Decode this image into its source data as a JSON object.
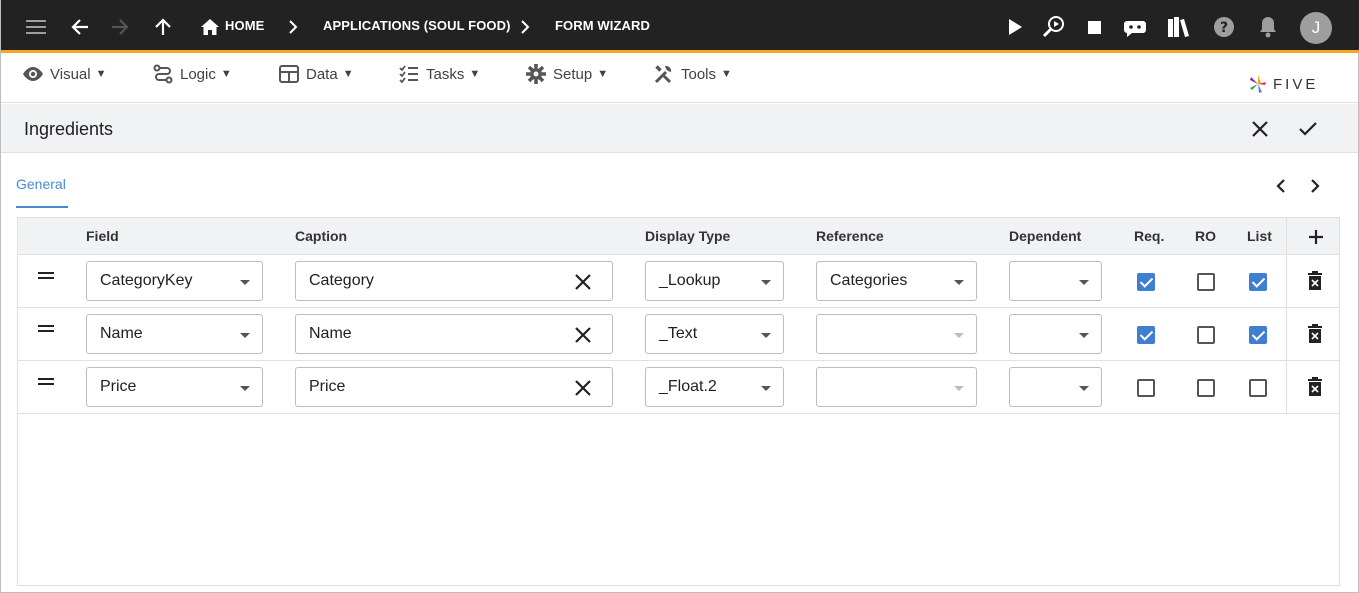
{
  "topbar": {
    "breadcrumbs": [
      "HOME",
      "APPLICATIONS (SOUL FOOD)",
      "FORM WIZARD"
    ],
    "avatar_initial": "J"
  },
  "menu": {
    "items": [
      {
        "label": "Visual",
        "icon": "eye-icon"
      },
      {
        "label": "Logic",
        "icon": "logic-flow-icon"
      },
      {
        "label": "Data",
        "icon": "table-icon"
      },
      {
        "label": "Tasks",
        "icon": "checklist-icon"
      },
      {
        "label": "Setup",
        "icon": "gear-icon"
      },
      {
        "label": "Tools",
        "icon": "tools-icon"
      }
    ],
    "caret": "▼"
  },
  "logo": {
    "text": "FIVE"
  },
  "form": {
    "title": "Ingredients"
  },
  "tabs": [
    {
      "label": "General",
      "active": true
    }
  ],
  "grid": {
    "columns": [
      "Field",
      "Caption",
      "Display Type",
      "Reference",
      "Dependent",
      "Req.",
      "RO",
      "List"
    ],
    "rows": [
      {
        "field": "CategoryKey",
        "caption": "Category",
        "display_type": "_Lookup",
        "reference": "Categories",
        "dependent": "",
        "req": true,
        "ro": false,
        "list": true
      },
      {
        "field": "Name",
        "caption": "Name",
        "display_type": "_Text",
        "reference": "",
        "dependent": "",
        "req": true,
        "ro": false,
        "list": true
      },
      {
        "field": "Price",
        "caption": "Price",
        "display_type": "_Float.2",
        "reference": "",
        "dependent": "",
        "req": false,
        "ro": false,
        "list": false
      }
    ]
  },
  "colors": {
    "accent": "#4a8ad4",
    "topbar": "#222222",
    "topbar_border": "#f5a623",
    "checkbox": "#3f7fd1"
  }
}
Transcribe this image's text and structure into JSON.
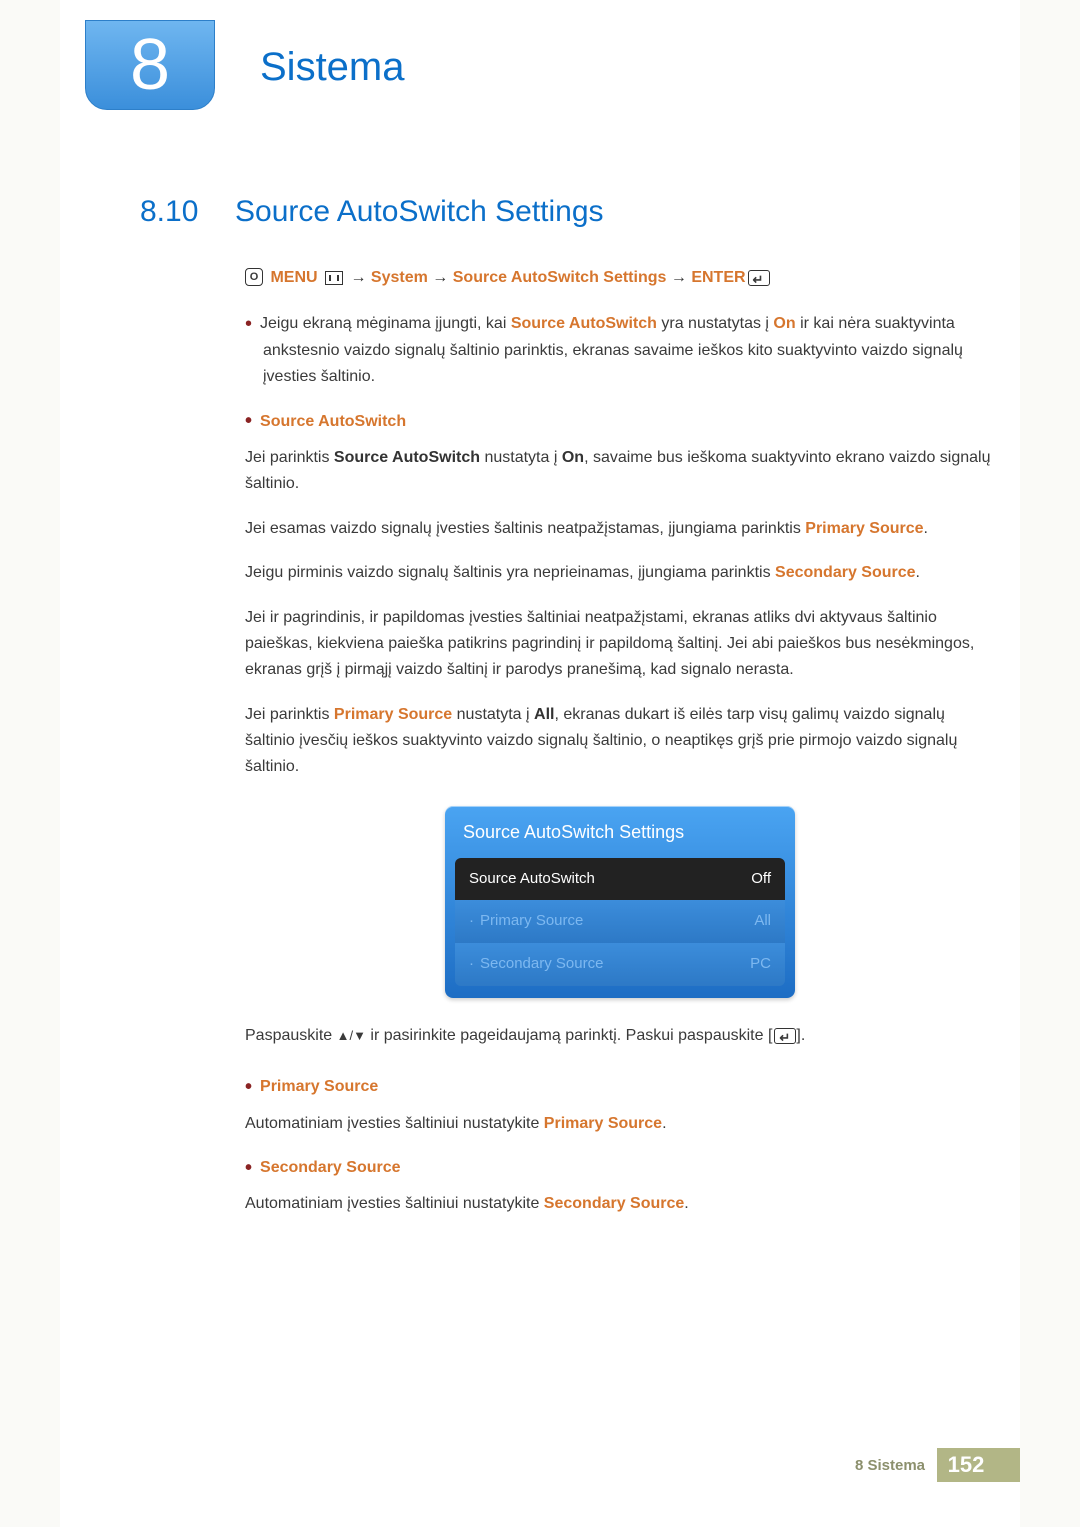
{
  "chapter": {
    "number": "8",
    "title": "Sistema"
  },
  "section": {
    "number": "8.10",
    "title": "Source AutoSwitch Settings"
  },
  "osd_path": {
    "menu_label": "MENU",
    "p1": "System",
    "p2": "Source AutoSwitch Settings",
    "enter_label": "ENTER",
    "arrow": "→"
  },
  "intro": {
    "t1": "Jeigu ekraną mėginama įjungti, kai ",
    "b1": "Source AutoSwitch",
    "t2": " yra nustatytas į ",
    "b2": "On",
    "t3": " ir kai nėra suaktyvinta ankstesnio vaizdo signalų šaltinio parinktis, ekranas savaime ieškos kito suaktyvinto vaizdo signalų įvesties šaltinio."
  },
  "auto": {
    "heading": "Source AutoSwitch",
    "p1_a": "Jei parinktis ",
    "p1_b": "Source AutoSwitch",
    "p1_c": " nustatyta į ",
    "p1_d": "On",
    "p1_e": ", savaime bus ieškoma suaktyvinto ekrano vaizdo signalų šaltinio.",
    "p2_a": "Jei esamas vaizdo signalų įvesties šaltinis neatpažįstamas, įjungiama parinktis ",
    "p2_b": "Primary Source",
    "p2_c": ".",
    "p3_a": "Jeigu pirminis vaizdo signalų šaltinis yra neprieinamas, įjungiama parinktis ",
    "p3_b": "Secondary Source",
    "p3_c": ".",
    "p4": "Jei ir pagrindinis, ir papildomas įvesties šaltiniai neatpažįstami, ekranas atliks dvi aktyvaus šaltinio paieškas, kiekviena paieška patikrins pagrindinį ir papildomą šaltinį. Jei abi paieškos bus nesėkmingos, ekranas grįš į pirmąjį vaizdo šaltinį ir parodys pranešimą, kad signalo nerasta.",
    "p5_a": "Jei parinktis ",
    "p5_b": "Primary Source",
    "p5_c": " nustatyta į ",
    "p5_d": "All",
    "p5_e": ", ekranas dukart iš eilės tarp visų galimų vaizdo signalų šaltinio įvesčių ieškos suaktyvinto vaizdo signalų šaltinio, o neaptikęs grįš prie pirmojo vaizdo signalų šaltinio."
  },
  "osd_panel": {
    "title": "Source AutoSwitch Settings",
    "rows": [
      {
        "label": "Source AutoSwitch",
        "value": "Off"
      },
      {
        "label": "Primary Source",
        "value": "All"
      },
      {
        "label": "Secondary Source",
        "value": "PC"
      }
    ]
  },
  "instruction": {
    "a": "Paspauskite ",
    "b": " ir pasirinkite pageidaujamą parinktį. Paskui paspauskite [",
    "c": "]."
  },
  "primary": {
    "heading": "Primary Source",
    "t1": "Automatiniam įvesties šaltiniui nustatykite ",
    "b1": "Primary Source",
    "t2": "."
  },
  "secondary": {
    "heading": "Secondary Source",
    "t1": "Automatiniam įvesties šaltiniui nustatykite ",
    "b1": "Secondary Source",
    "t2": "."
  },
  "footer": {
    "text": "8 Sistema",
    "page": "152"
  }
}
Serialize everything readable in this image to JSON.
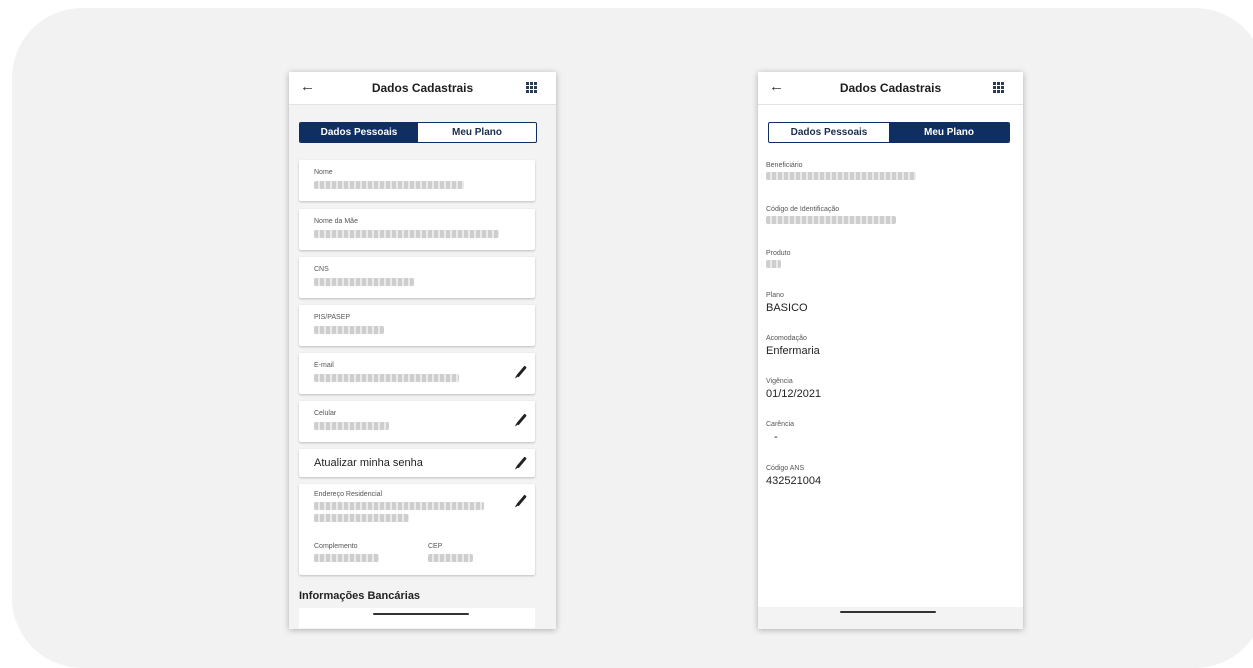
{
  "left_screen": {
    "header": {
      "title": "Dados Cadastrais",
      "back_icon": "arrow-left-icon",
      "menu_icon": "grid-icon"
    },
    "tabs": [
      {
        "label": "Dados Pessoais",
        "active": true
      },
      {
        "label": "Meu Plano",
        "active": false
      }
    ],
    "fields": {
      "nome": "Nome",
      "nome_mae": "Nome da Mãe",
      "cns": "CNS",
      "pis": "PIS/PASEP",
      "email": "E-mail",
      "celular": "Celular",
      "senha": "Atualizar minha senha",
      "endereco": "Endereço Residencial",
      "complemento": "Complemento",
      "cep": "CEP"
    },
    "section_bank": "Informações Bancárias"
  },
  "right_screen": {
    "header": {
      "title": "Dados Cadastrais",
      "back_icon": "arrow-left-icon",
      "menu_icon": "grid-icon"
    },
    "tabs": [
      {
        "label": "Dados Pessoais",
        "active": false
      },
      {
        "label": "Meu Plano",
        "active": true
      }
    ],
    "fields": {
      "beneficiario": "Beneficiário",
      "codigo_id": "Código de Identificação",
      "produto": "Produto",
      "plano": {
        "label": "Plano",
        "value": "BASICO"
      },
      "acomodacao": {
        "label": "Acomodação",
        "value": "Enfermaria"
      },
      "vigencia": {
        "label": "Vigência",
        "value": "01/12/2021"
      },
      "carencia": {
        "label": "Carência",
        "value": "-"
      },
      "codigo_ans": {
        "label": "Código ANS",
        "value": "432521004"
      }
    }
  },
  "colors": {
    "primary": "#0f2f62",
    "background": "#f2f2f2"
  }
}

----

§ **Challenge**: Copy out every line of the data that includes "vaizdo".

§ **Written answer**:
    "t3": " ir kai nėra suaktyvinta ankstesnio vaizdo signalų šaltinio parinktis, ekranas savaime ieškos kito suaktyvinto vaizdo signalų įvesties šaltinio."
    "p1_e": ", savaime bus ieškoma suaktyvinto ekrano vaizdo signalų šaltinio.",
    "p2_a": "Jei esamas vaizdo signalų įvesties šaltinis neatpažįstamas, įjungiama parinktis ",
    "p3_a": "Jeigu pirminis vaizdo signalų šaltinis yra neprieinamas, įjungiama parinktis ",
    "p4": "Jei ir pagrindinis, ir papildomas įvesties šaltiniai neatpažįstami, ekranas atliks dvi aktyvaus šaltinio paieškas, kiekviena paieška patikrins pagrindinį ir papildomą šaltinį. Jei abi paieškos bus nesėkmingos, ekranas grįš į pirmąjį vaizdo šaltinį ir parodys pranešimą, kad signalo nerasta.",
    "p5_e": ", ekranas dukart iš eilės tarp visų galimų vaizdo signalų šaltinio įvesčių ieškos suaktyvinto vaizdo signalų šaltinio, o neaptikęs grįš prie pirmojo vaizdo signalų šaltinio."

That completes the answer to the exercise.